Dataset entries

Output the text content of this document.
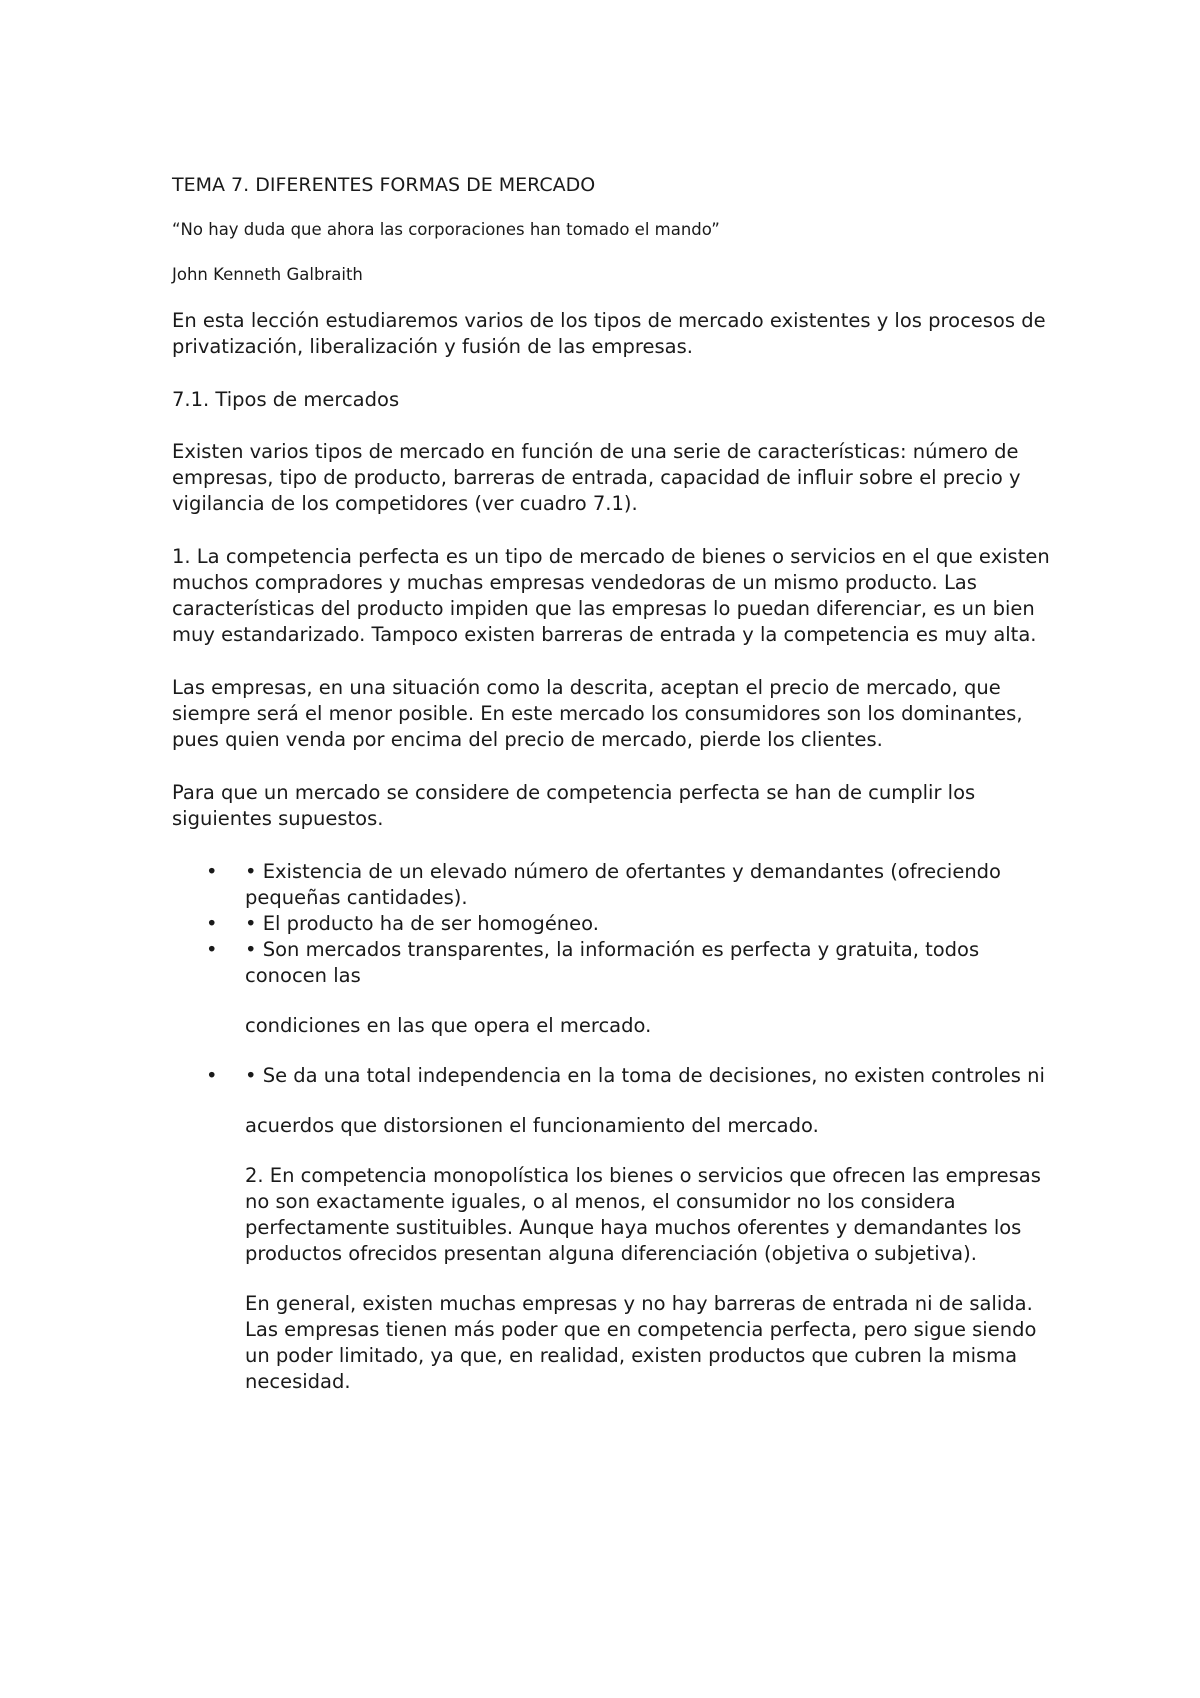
TEMA 7. DIFERENTES FORMAS DE MERCADO

“No hay duda que ahora las corporaciones han tomado el mando”

John Kenneth Galbraith

En esta lección estudiaremos varios de los tipos de mercado existentes y los procesos de privatización, liberalización y fusión de las empresas.

7.1. Tipos de mercados

Existen varios tipos de mercado en función de una serie de características: número de empresas, tipo de producto, barreras de entrada, capacidad de influir sobre el precio y vigilancia de los competidores (ver cuadro 7.1).

1. La competencia perfecta es un tipo de mercado de bienes o servicios en el que existen muchos compradores y muchas empresas vendedoras de un mismo producto. Las características del producto impiden que las empresas lo puedan diferenciar, es un bien muy estandarizado. Tampoco existen barreras de entrada y la competencia es muy alta.

Las empresas, en una situación como la descrita, aceptan el precio de mercado, que siempre será el menor posible. En este mercado los consumidores son los dominantes, pues quien venda por encima del precio de mercado, pierde los clientes.

Para que un mercado se considere de competencia perfecta se han de cumplir los siguientes supuestos.

• • Existencia de un elevado número de ofertantes y demandantes (ofreciendo pequeñas cantidades).
• • El producto ha de ser homogéneo.
• • Son mercados transparentes, la información es perfecta y gratuita, todos conocen las

condiciones en las que opera el mercado.

• • Se da una total independencia en la toma de decisiones, no existen controles ni

acuerdos que distorsionen el funcionamiento del mercado.

2. En competencia monopolística los bienes o servicios que ofrecen las empresas no son exactamente iguales, o al menos, el consumidor no los considera perfectamente sustituibles. Aunque haya muchos oferentes y demandantes los productos ofrecidos presentan alguna diferenciación (objetiva o subjetiva).

En general, existen muchas empresas y no hay barreras de entrada ni de salida. Las empresas tienen más poder que en competencia perfecta, pero sigue siendo un poder limitado, ya que, en realidad, existen productos que cubren la misma necesidad.
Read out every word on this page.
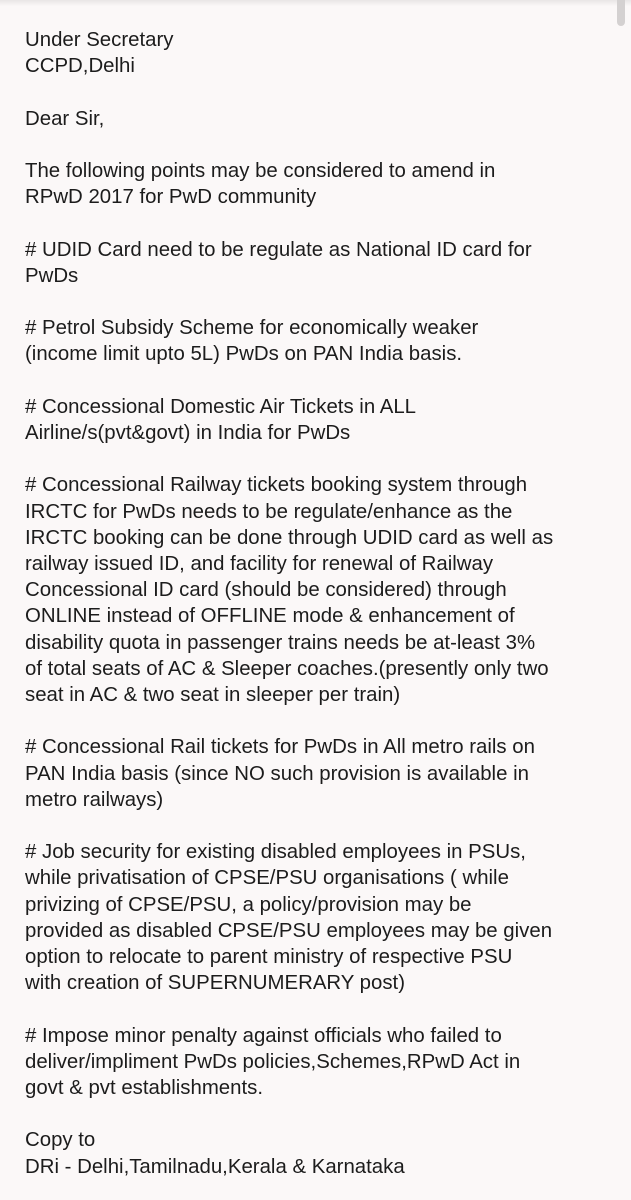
Under Secretary
CCPD,Delhi

Dear Sir,

The following points may be considered to amend in
RPwD 2017 for PwD community

# UDID Card need to be regulate as National ID card for
PwDs

# Petrol Subsidy Scheme for economically weaker
(income limit upto 5L) PwDs on PAN India basis.

# Concessional Domestic Air Tickets in ALL
Airline/s(pvt&govt) in India for PwDs

# Concessional Railway tickets booking system through
IRCTC for PwDs needs to be regulate/enhance as the
IRCTC booking can be done through UDID card as well as
railway issued ID, and facility for renewal of Railway
Concessional ID card (should be considered) through
ONLINE instead of OFFLINE mode & enhancement of
disability quota in passenger trains needs be at-least 3%
of total seats of AC & Sleeper coaches.(presently only two
seat in AC & two seat in sleeper per train)

# Concessional Rail tickets for PwDs in All metro rails on
PAN India basis (since NO such provision is available in
metro railways)

# Job security for existing disabled employees in PSUs,
while privatisation of CPSE/PSU organisations ( while
privizing of CPSE/PSU, a policy/provision may be
provided as disabled CPSE/PSU employees may be given
option to relocate to parent ministry of respective PSU
with creation of SUPERNUMERARY post)

# Impose minor penalty against officials who failed to
deliver/impliment PwDs policies,Schemes,RPwD Act in
govt & pvt establishments.

Copy to

DRi - Delhi,Tamilnadu,Kerala & Karnataka
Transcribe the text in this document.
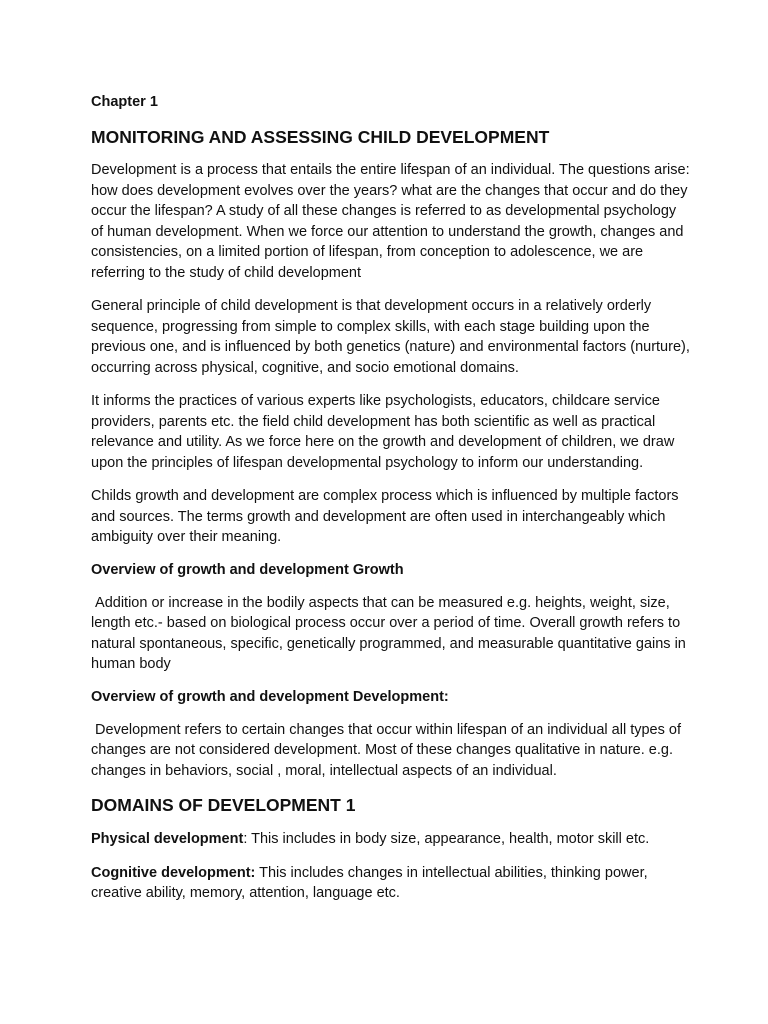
Chapter 1

MONITORING AND ASSESSING CHILD DEVELOPMENT

Development is a process that entails the entire lifespan of an individual. The questions arise: how does development evolves over the years? what are the changes that occur and do they occur the lifespan? A study of all these changes is referred to as developmental psychology of human development. When we force our attention to understand the growth, changes and consistencies, on a limited portion of lifespan, from conception to adolescence, we are referring to the study of child development

General principle of child development is that development occurs in a relatively orderly sequence, progressing from simple to complex skills, with each stage building upon the previous one, and is influenced by both genetics (nature) and environmental factors (nurture), occurring across physical, cognitive, and socio emotional domains.

It informs the practices of various experts like psychologists, educators, childcare service providers, parents etc. the field child development has both scientific as well as practical relevance and utility. As we force here on the growth and development of children, we draw upon the principles of lifespan developmental psychology to inform our understanding.

Childs growth and development are complex process which is influenced by multiple factors and sources. The terms growth and development are often used in interchangeably which ambiguity over their meaning.

Overview of growth and development Growth

Addition or increase in the bodily aspects that can be measured e.g. heights, weight, size, length etc.- based on biological process occur over a period of time. Overall growth refers to natural spontaneous, specific, genetically programmed, and measurable quantitative gains in human body

Overview of growth and development Development:

Development refers to certain changes that occur within lifespan of an individual all types of changes are not considered development. Most of these changes qualitative in nature. e.g. changes in behaviors, social , moral, intellectual aspects of an individual.

DOMAINS OF DEVELOPMENT 1

Physical development: This includes in body size, appearance, health, motor skill etc.

Cognitive development: This includes changes in intellectual abilities, thinking power, creative ability, memory, attention, language etc.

WHAT IS EXPECTED = Could you repeat all of the material exactly? Pictures should not be copied.

OUTPUT =
Output the text content of this document.
TEMA 7. DIFERENTES FORMAS DE MERCADO

“No hay duda que ahora las corporaciones han tomado el mando”

John Kenneth Galbraith

En esta lección estudiaremos varios de los tipos de mercado existentes y los procesos de privatización, liberalización y fusión de las empresas.

7.1. Tipos de mercados

Existen varios tipos de mercado en función de una serie de características: número de empresas, tipo de producto, barreras de entrada, capacidad de influir sobre el precio y vigilancia de los competidores (ver cuadro 7.1).

1. La competencia perfecta es un tipo de mercado de bienes o servicios en el que existen muchos compradores y muchas empresas vendedoras de un mismo producto. Las características del producto impiden que las empresas lo puedan diferenciar, es un bien muy estandarizado. Tampoco existen barreras de entrada y la competencia es muy alta.

Las empresas, en una situación como la descrita, aceptan el precio de mercado, que siempre será el menor posible. En este mercado los consumidores son los dominantes, pues quien venda por encima del precio de mercado, pierde los clientes.

Para que un mercado se considere de competencia perfecta se han de cumplir los siguientes supuestos.

• • Existencia de un elevado número de ofertantes y demandantes (ofreciendo pequeñas cantidades).
• • El producto ha de ser homogéneo.
• • Son mercados transparentes, la información es perfecta y gratuita, todos conocen las

condiciones en las que opera el mercado.

• • Se da una total independencia en la toma de decisiones, no existen controles ni

acuerdos que distorsionen el funcionamiento del mercado.

2. En competencia monopolística los bienes o servicios que ofrecen las empresas no son exactamente iguales, o al menos, el consumidor no los considera perfectamente sustituibles. Aunque haya muchos oferentes y demandantes los productos ofrecidos presentan alguna diferenciación (objetiva o subjetiva).

En general, existen muchas empresas y no hay barreras de entrada ni de salida. Las empresas tienen más poder que en competencia perfecta, pero sigue siendo un poder limitado, ya que, en realidad, existen productos que cubren la misma necesidad.
Read out every word on this page.
Under Secretary
CCPD,Delhi

Dear Sir,

The following points may be considered to amend in
RPwD 2017 for PwD community

# UDID Card need to be regulate as National ID card for
PwDs

# Petrol Subsidy Scheme for economically weaker
(income limit upto 5L) PwDs on PAN India basis.

# Concessional Domestic Air Tickets in ALL
Airline/s(pvt&govt) in India for PwDs

# Concessional Railway tickets booking system through
IRCTC for PwDs needs to be regulate/enhance as the
IRCTC booking can be done through UDID card as well as
railway issued ID, and facility for renewal of Railway
Concessional ID card (should be considered) through
ONLINE instead of OFFLINE mode & enhancement of
disability quota in passenger trains needs be at-least 3%
of total seats of AC & Sleeper coaches.(presently only two
seat in AC & two seat in sleeper per train)

# Concessional Rail tickets for PwDs in All metro rails on
PAN India basis (since NO such provision is available in
metro railways)

# Job security for existing disabled employees in PSUs,
while privatisation of CPSE/PSU organisations ( while
privizing of CPSE/PSU, a policy/provision may be
provided as disabled CPSE/PSU employees may be given
option to relocate to parent ministry of respective PSU
with creation of SUPERNUMERARY post)

# Impose minor penalty against officials who failed to
deliver/impliment PwDs policies,Schemes,RPwD Act in
govt & pvt establishments.

Copy to

DRi - Delhi,Tamilnadu,Kerala & Karnataka
Transcribe the text in this document.
Chapter 1

MONITORING AND ASSESSING CHILD DEVELOPMENT

Development is a process that entails the entire lifespan of an individual. The questions arise: how does development evolves over the years? what are the changes that occur and do they occur the lifespan? A study of all these changes is referred to as developmental psychology of human development. When we force our attention to understand the growth, changes and consistencies, on a limited portion of lifespan, from conception to adolescence, we are referring to the study of child development

General principle of child development is that development occurs in a relatively orderly sequence, progressing from simple to complex skills, with each stage building upon the previous one, and is influenced by both genetics (nature) and environmental factors (nurture), occurring across physical, cognitive, and socio emotional domains.

It informs the practices of various experts like psychologists, educators, childcare service providers, parents etc. the field child development has both scientific as well as practical relevance and utility. As we force here on the growth and development of children, we draw upon the principles of lifespan developmental psychology to inform our understanding.

Childs growth and development are complex process which is influenced by multiple factors and sources. The terms growth and development are often used in interchangeably which ambiguity over their meaning.

Overview of growth and development Growth

Addition or increase in the bodily aspects that can be measured e.g. heights, weight, size, length etc.- based on biological process occur over a period of time. Overall growth refers to natural spontaneous, specific, genetically programmed, and measurable quantitative gains in human body

Overview of growth and development Development:

Development refers to certain changes that occur within lifespan of an individual all types of changes are not considered development. Most of these changes qualitative in nature. e.g. changes in behaviors, social , moral, intellectual aspects of an individual.

DOMAINS OF DEVELOPMENT 1

Physical development: This includes in body size, appearance, health, motor skill etc.

Cognitive development: This includes changes in intellectual abilities, thinking power, creative ability, memory, attention, language etc.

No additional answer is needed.